Data excerpts
--- --- ---
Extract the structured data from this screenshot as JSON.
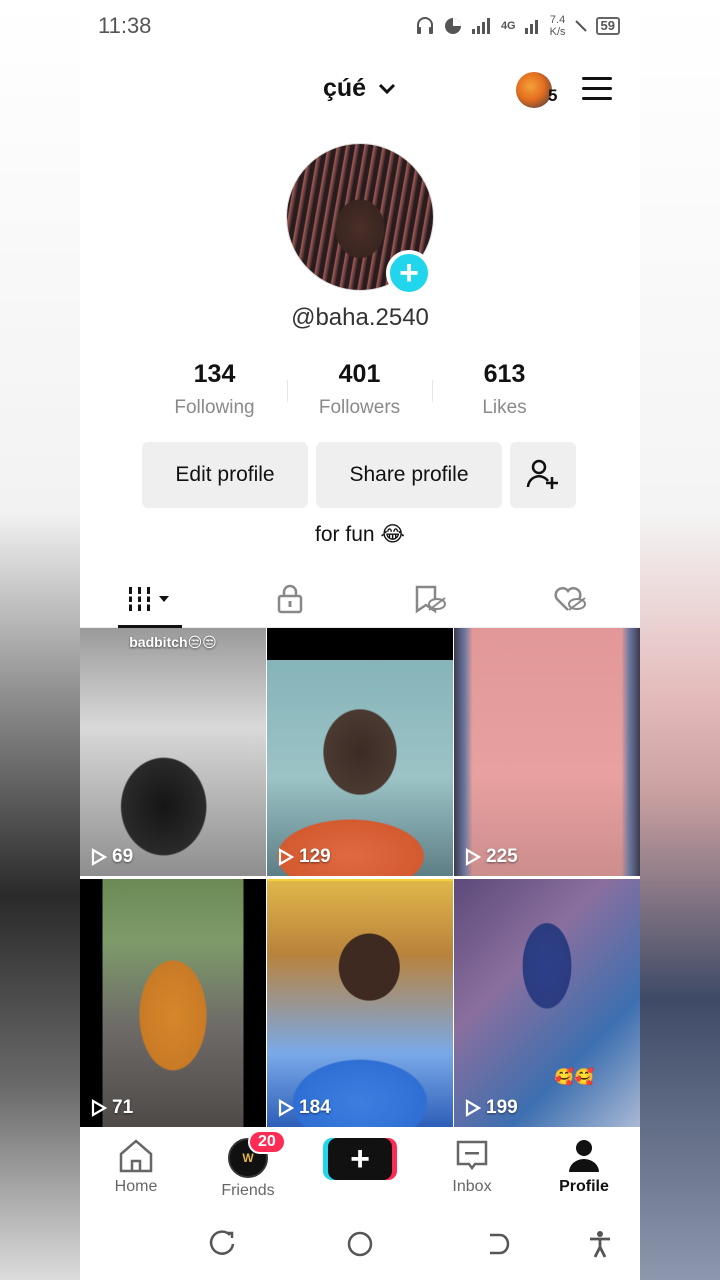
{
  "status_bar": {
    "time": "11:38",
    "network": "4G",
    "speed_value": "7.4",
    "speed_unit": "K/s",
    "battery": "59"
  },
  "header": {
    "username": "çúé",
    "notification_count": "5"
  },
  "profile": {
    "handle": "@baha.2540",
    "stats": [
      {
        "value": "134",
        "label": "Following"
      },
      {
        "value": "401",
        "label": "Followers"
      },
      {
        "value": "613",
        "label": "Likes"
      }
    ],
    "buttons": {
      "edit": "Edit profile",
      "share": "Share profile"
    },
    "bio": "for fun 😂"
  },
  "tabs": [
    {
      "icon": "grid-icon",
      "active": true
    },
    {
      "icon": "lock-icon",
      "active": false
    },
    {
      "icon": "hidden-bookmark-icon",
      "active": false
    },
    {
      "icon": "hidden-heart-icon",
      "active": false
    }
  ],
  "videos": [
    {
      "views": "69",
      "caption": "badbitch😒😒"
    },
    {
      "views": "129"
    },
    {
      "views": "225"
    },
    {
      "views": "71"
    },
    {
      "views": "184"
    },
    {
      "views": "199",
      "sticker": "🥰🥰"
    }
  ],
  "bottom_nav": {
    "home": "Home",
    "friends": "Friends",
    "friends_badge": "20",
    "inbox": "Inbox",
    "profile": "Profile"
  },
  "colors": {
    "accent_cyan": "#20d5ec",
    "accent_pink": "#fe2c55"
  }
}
--- --- ---
Reproduce the records verbatim, omitting all images they contain.

The reply:
Extract the structured data from this screenshot as JSON.
{
  "status_bar": {
    "time": "11:38",
    "network": "4G",
    "speed_value": "7.4",
    "speed_unit": "K/s",
    "battery": "59"
  },
  "header": {
    "username": "çúé",
    "notification_count": "5"
  },
  "profile": {
    "handle": "@baha.2540",
    "stats": [
      {
        "value": "134",
        "label": "Following"
      },
      {
        "value": "401",
        "label": "Followers"
      },
      {
        "value": "613",
        "label": "Likes"
      }
    ],
    "buttons": {
      "edit": "Edit profile",
      "share": "Share profile"
    },
    "bio": "for fun 😂"
  },
  "tabs": [
    {
      "icon": "grid-icon",
      "active": true
    },
    {
      "icon": "lock-icon",
      "active": false
    },
    {
      "icon": "hidden-bookmark-icon",
      "active": false
    },
    {
      "icon": "hidden-heart-icon",
      "active": false
    }
  ],
  "videos": [
    {
      "views": "69",
      "caption": "badbitch😒😒"
    },
    {
      "views": "129"
    },
    {
      "views": "225"
    },
    {
      "views": "71"
    },
    {
      "views": "184"
    },
    {
      "views": "199",
      "sticker": "🥰🥰"
    }
  ],
  "bottom_nav": {
    "home": "Home",
    "friends": "Friends",
    "friends_badge": "20",
    "inbox": "Inbox",
    "profile": "Profile"
  },
  "colors": {
    "accent_cyan": "#20d5ec",
    "accent_pink": "#fe2c55"
  }
}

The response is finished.